[Exercise prompt] Count every line that holds the string "orqali", then give that number alone.

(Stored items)

□ □ □

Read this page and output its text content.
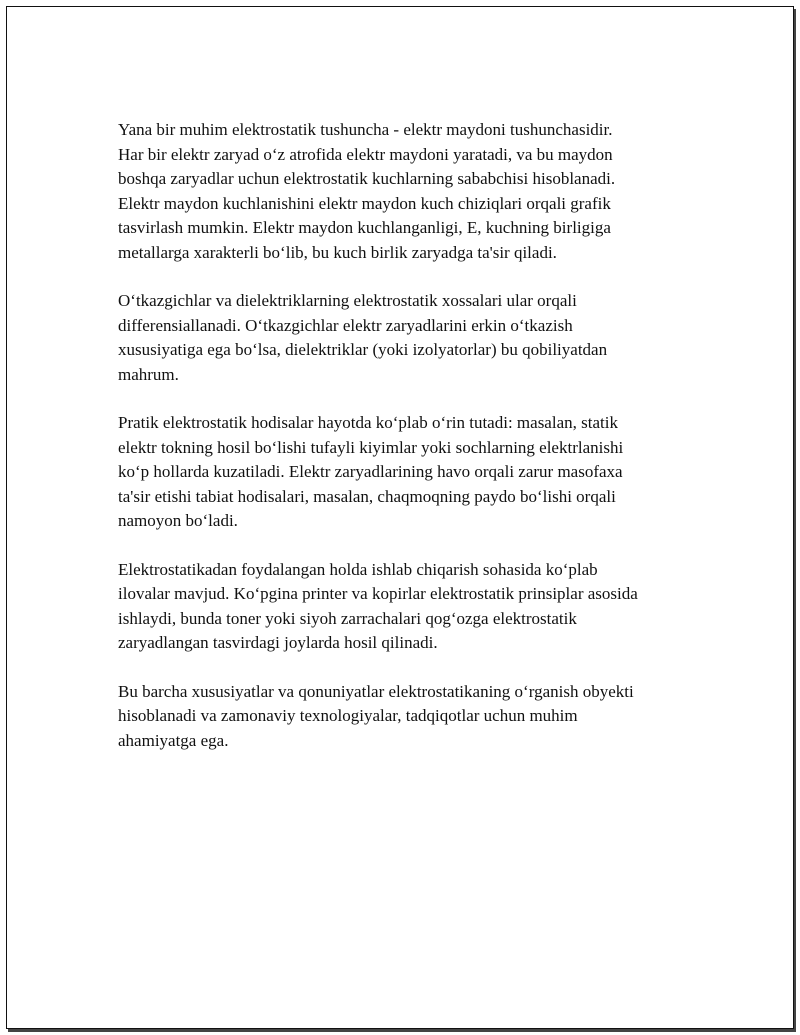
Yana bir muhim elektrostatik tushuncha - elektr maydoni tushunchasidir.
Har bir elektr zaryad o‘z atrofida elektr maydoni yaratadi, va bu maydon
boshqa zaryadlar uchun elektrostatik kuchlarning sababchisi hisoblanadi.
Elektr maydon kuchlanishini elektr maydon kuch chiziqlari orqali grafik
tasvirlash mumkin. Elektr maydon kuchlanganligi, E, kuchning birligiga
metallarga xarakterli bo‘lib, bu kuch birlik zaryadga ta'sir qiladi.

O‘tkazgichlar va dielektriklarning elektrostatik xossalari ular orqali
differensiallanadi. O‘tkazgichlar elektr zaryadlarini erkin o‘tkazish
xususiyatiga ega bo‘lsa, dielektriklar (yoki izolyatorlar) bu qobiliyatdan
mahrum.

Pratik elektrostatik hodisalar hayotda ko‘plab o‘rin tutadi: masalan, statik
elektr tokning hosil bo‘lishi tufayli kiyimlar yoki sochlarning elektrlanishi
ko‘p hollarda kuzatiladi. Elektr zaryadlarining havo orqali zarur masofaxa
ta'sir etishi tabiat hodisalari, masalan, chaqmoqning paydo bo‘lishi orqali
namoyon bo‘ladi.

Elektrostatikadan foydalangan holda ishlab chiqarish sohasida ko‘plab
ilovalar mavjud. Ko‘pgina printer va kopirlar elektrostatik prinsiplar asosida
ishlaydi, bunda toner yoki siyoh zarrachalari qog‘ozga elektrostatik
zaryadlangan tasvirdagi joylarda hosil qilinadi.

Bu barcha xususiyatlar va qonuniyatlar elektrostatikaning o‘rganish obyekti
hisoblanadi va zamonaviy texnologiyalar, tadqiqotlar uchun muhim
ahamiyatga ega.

□ □ □

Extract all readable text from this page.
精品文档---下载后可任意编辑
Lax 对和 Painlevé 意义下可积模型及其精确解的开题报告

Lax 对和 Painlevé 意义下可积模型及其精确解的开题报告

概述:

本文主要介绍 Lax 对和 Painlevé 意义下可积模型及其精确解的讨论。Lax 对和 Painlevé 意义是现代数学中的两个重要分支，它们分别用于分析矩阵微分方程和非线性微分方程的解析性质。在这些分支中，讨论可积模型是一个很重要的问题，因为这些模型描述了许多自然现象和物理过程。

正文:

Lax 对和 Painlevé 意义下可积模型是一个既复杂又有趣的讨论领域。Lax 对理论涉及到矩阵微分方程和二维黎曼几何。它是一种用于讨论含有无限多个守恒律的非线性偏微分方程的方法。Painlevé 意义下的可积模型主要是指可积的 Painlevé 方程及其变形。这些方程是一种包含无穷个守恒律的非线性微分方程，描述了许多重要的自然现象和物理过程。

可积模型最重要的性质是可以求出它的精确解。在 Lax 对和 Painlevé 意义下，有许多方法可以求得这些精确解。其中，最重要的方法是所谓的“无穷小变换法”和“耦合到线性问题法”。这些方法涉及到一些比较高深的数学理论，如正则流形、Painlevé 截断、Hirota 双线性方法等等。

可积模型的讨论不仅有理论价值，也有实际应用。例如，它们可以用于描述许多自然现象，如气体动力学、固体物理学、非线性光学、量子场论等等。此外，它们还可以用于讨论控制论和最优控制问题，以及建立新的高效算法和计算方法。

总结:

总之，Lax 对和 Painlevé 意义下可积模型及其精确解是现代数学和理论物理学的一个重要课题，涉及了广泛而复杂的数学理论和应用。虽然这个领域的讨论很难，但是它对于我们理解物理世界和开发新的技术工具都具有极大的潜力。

□ □ □

[Solution to this exercise] 4